## TASK PROMPT
Copy out each line that includes the word "Rose".

## RECORDED DATA

◇ ◇ ◇ ◇ ◇ ◇ ◇

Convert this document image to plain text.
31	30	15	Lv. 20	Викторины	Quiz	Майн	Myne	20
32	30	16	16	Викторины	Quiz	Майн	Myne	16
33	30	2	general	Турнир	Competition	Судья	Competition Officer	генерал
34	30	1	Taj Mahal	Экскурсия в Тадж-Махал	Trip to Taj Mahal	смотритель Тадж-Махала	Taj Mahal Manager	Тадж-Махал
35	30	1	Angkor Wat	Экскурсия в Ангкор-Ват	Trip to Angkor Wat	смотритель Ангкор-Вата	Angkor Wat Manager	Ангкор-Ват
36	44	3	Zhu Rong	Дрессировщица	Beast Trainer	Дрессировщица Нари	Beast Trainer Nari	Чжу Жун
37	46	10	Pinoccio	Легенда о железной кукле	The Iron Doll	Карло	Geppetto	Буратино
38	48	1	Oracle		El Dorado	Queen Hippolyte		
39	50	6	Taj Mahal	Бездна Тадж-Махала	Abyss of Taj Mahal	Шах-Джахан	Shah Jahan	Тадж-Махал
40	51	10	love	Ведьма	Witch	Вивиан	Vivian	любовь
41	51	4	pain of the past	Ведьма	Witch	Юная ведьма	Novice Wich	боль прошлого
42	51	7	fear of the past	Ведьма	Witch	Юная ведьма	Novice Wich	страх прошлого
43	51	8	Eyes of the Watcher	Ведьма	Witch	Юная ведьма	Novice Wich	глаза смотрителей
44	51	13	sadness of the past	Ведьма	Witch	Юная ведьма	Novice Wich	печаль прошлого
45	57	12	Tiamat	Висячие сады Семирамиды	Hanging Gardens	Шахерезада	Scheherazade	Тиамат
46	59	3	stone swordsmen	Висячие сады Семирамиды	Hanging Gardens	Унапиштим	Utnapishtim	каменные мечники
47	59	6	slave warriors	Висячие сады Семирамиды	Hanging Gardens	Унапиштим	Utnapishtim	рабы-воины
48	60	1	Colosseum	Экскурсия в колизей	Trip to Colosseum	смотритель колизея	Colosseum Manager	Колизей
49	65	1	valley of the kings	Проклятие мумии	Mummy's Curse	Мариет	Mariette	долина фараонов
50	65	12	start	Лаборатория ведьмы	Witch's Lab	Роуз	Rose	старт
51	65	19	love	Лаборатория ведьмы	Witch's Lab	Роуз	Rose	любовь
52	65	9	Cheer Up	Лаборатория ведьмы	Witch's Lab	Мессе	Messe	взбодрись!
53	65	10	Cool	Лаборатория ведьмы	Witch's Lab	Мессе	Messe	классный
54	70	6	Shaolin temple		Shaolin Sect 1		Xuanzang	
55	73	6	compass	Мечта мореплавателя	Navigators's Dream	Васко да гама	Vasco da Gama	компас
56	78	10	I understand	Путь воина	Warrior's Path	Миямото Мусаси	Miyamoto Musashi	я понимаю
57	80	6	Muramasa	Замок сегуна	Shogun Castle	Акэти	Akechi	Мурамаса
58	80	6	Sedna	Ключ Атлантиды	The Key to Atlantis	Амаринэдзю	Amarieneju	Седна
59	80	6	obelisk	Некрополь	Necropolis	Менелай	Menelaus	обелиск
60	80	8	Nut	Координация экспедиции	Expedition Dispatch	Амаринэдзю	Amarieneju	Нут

◇ ◇ ◇ ◇ ◇ ◇ ◇

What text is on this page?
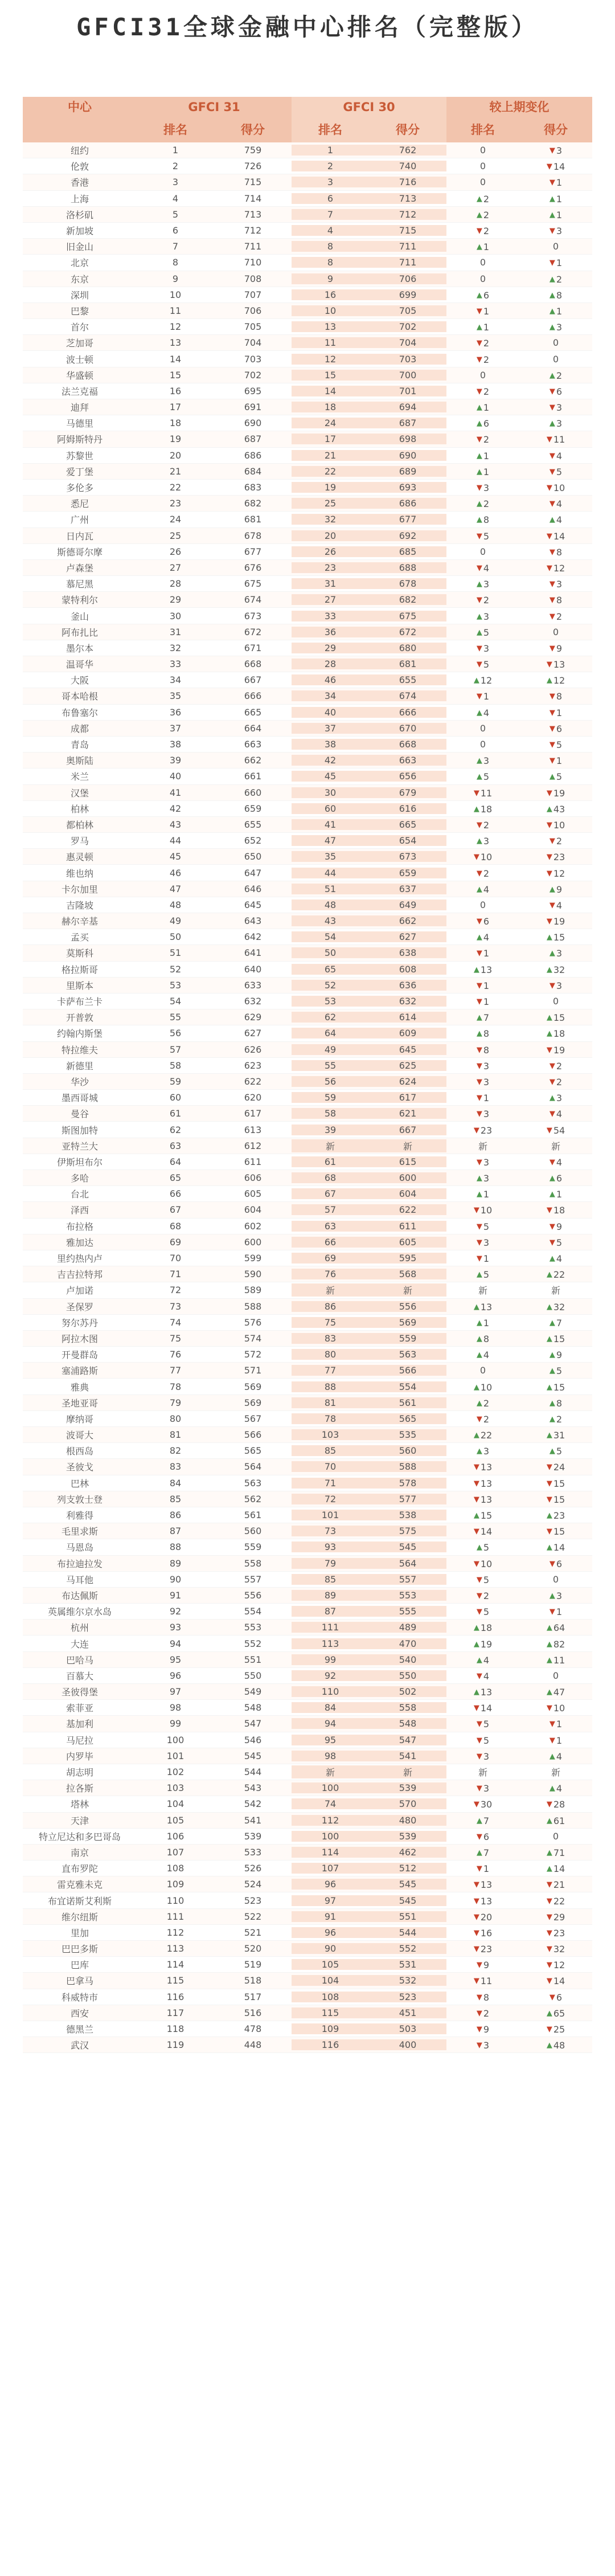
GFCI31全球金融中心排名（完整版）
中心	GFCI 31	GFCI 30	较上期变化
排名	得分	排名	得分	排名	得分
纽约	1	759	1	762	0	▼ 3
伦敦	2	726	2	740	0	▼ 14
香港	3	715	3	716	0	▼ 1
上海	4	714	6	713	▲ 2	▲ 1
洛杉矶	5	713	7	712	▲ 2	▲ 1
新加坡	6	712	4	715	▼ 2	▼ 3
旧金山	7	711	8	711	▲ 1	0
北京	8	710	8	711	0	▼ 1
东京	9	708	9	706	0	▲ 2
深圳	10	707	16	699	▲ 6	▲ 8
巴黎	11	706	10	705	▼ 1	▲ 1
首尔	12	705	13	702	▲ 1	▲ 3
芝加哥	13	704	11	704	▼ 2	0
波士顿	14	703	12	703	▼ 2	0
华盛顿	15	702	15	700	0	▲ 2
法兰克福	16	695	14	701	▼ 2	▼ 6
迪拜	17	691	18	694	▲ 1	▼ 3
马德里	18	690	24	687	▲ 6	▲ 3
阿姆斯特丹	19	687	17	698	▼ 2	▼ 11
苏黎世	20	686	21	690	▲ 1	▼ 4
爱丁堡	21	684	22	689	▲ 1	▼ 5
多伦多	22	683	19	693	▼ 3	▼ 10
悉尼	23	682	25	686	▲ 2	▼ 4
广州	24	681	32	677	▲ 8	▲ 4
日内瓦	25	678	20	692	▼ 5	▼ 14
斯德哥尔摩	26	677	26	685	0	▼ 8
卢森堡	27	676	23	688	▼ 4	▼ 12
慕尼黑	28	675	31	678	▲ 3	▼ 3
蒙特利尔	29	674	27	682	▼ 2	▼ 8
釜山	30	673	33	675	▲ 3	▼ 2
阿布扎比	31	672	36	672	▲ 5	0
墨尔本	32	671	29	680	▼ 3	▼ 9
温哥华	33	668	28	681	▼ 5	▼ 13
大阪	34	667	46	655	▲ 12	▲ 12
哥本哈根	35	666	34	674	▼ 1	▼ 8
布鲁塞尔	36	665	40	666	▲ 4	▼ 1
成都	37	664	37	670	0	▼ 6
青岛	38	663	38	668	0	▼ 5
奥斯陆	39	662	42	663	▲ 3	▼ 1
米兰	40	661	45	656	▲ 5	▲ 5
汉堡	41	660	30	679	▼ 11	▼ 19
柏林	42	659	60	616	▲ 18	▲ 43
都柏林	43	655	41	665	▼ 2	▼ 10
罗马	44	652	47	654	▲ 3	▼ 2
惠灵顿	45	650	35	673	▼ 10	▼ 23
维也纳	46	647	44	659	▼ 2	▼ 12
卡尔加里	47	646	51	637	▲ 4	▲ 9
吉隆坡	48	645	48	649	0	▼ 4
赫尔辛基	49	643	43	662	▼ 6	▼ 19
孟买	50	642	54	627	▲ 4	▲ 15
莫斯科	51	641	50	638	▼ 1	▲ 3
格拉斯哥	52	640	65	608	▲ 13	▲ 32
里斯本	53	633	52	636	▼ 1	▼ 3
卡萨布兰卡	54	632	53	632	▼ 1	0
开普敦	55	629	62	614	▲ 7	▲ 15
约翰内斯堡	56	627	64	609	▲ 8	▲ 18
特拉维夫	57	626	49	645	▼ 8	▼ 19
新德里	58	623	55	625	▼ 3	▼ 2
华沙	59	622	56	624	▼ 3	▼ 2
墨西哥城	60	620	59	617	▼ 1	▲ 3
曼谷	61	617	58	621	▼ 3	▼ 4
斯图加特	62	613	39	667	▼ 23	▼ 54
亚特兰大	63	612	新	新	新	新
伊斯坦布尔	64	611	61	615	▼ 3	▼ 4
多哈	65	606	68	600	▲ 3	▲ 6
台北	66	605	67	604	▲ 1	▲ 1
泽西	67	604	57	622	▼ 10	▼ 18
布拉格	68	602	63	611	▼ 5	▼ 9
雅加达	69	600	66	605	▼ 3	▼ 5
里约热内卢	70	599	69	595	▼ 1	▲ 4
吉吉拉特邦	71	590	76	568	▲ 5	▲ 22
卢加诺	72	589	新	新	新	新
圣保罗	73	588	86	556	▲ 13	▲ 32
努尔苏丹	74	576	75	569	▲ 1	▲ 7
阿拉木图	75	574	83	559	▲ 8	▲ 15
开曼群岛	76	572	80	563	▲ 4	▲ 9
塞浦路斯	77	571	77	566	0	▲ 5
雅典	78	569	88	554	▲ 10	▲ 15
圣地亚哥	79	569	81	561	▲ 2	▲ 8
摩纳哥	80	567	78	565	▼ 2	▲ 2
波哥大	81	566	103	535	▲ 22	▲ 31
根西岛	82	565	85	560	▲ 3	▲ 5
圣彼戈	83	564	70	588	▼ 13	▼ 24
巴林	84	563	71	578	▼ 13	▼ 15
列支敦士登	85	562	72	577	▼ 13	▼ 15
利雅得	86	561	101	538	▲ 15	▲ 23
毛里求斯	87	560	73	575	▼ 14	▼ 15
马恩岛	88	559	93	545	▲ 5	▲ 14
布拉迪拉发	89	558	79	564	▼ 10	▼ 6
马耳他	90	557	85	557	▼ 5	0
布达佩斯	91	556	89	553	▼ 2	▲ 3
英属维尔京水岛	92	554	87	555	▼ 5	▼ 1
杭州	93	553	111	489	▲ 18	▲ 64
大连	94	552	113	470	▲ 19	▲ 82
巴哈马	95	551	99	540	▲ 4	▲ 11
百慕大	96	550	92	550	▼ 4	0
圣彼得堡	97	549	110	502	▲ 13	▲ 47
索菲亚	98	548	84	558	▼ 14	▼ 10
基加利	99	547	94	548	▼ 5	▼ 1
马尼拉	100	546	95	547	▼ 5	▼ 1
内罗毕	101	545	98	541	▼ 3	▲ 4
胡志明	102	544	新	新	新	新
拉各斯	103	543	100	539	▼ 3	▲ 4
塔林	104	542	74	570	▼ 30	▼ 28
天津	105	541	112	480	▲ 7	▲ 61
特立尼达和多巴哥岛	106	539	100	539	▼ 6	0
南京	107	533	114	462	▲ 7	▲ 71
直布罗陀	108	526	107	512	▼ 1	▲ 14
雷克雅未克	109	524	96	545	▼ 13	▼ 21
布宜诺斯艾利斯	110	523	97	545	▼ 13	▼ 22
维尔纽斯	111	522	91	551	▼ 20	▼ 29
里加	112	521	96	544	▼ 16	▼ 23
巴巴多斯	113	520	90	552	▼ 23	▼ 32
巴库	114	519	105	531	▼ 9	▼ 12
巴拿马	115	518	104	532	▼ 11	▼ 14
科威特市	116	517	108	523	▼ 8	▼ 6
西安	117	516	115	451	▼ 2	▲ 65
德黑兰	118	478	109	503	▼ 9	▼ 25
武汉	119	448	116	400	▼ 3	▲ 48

◇ ◇ ◇ ◇ ◇ ◇ ◇

## RESPONSE BELOW
50	65	12	start	Лаборатория ведьмы	Witch's Lab	Роуз	Rose	старт
51	65	19	love	Лаборатория ведьмы	Witch's Lab	Роуз	Rose	любовь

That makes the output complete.